» TEXT SEGMENT
- Born: January 19, 1947 (age 79) Basel, Switzerland
- Citizenship: Swiss
- Education: University of Basel (PhD, 1974) ETH Zurich (Habilitation, 1985)
- Known for: Mountain permafrost research; direction of the World Glacier Monitoring Service
- Scientific career
- Fields: Glaciology, geomorphology, permafrost research
- Institutions: University of Zurich ETH Zurich World Glacier Monitoring Service

= Wilfried Haeberli =

Swiss glaciologist and geomorphologist

Wilfried Haeberli (born 19 January 1947) is a Swiss glaciologist and geomorphologist. He is professor emeritus of Physical Geography at the University of Zurich. He is also former director of the World Glacier Monitoring Service. His research focus on glaciers, mountain permafrost, cryosphere monitoring, and the impacts of climate change on high-mountain environments.

== Early life and education ==
Haeberli was born in Basel, Switzerland. He studied geography at the University of Basel. He completed his doctorate in 1974 with research on alpine permafrost. In 1985, he received his habilitation in glaciology and geomorphology from ETH Zurich.

== Career ==
Haeberli joined the Laboratory of Hydraulics, Hydrology and Glaciology at ETH Zurich. Between 1989 and 1995, he headed the Glaciology Division at VAW.

In 1983, Haeberli assumed responsibility for coordinating international glacier observations. In 1986 he became the first director of the World Glacier Monitoring Service. He held this position until 2010.

In 1995, Haeberli was appointed Full Professor of Physical Geography at the University of Zurich. He led the Glaciology, Geomorphodynamics and Geochronology Unit until his retirement in 2012. Following his retirement, he was named professor emeritus.

» TASK BRIEF
Answer from the Haeberli biography:
1. In what year did Haeberli complete his doctorate?
2. Until what year did he serve as director of the World Glacier Monitoring Service?
3. Which unit did he lead at the University of Zurich until his retirement?
The listing has no connection to the Haeberli biography.

» STORED DATA
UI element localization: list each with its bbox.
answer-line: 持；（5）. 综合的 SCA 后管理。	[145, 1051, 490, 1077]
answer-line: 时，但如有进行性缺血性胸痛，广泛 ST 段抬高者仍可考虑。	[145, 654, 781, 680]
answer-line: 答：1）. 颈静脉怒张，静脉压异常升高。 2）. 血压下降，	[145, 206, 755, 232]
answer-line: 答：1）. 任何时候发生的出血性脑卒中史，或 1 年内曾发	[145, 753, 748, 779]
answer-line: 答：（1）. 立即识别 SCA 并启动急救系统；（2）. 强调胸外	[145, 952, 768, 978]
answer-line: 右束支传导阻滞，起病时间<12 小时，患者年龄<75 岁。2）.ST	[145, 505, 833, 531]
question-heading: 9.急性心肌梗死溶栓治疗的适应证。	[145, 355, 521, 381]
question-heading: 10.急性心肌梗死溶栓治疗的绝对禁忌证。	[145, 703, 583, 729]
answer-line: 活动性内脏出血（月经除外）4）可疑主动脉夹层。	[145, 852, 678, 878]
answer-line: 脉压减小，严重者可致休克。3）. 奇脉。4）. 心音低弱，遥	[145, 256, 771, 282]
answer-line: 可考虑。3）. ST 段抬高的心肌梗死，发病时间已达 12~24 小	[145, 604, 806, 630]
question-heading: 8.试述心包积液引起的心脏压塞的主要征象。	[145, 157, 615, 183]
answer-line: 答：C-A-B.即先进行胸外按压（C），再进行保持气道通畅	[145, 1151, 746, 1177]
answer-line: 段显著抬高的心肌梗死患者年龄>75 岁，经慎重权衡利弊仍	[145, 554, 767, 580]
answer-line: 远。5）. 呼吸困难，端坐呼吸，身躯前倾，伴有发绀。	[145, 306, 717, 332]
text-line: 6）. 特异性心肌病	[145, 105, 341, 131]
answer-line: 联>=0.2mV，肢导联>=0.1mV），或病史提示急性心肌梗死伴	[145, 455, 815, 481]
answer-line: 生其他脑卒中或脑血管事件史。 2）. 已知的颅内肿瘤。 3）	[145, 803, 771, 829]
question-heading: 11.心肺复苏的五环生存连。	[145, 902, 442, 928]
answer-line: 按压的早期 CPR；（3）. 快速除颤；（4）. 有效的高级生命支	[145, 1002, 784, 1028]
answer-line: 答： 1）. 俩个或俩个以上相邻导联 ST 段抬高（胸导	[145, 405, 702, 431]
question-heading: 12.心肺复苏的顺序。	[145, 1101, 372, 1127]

» RESULT OF THIS EXERCISE
1. 1974
2. 2010
3. The Glaciology, Geomorphodynamics and Geochronology Unit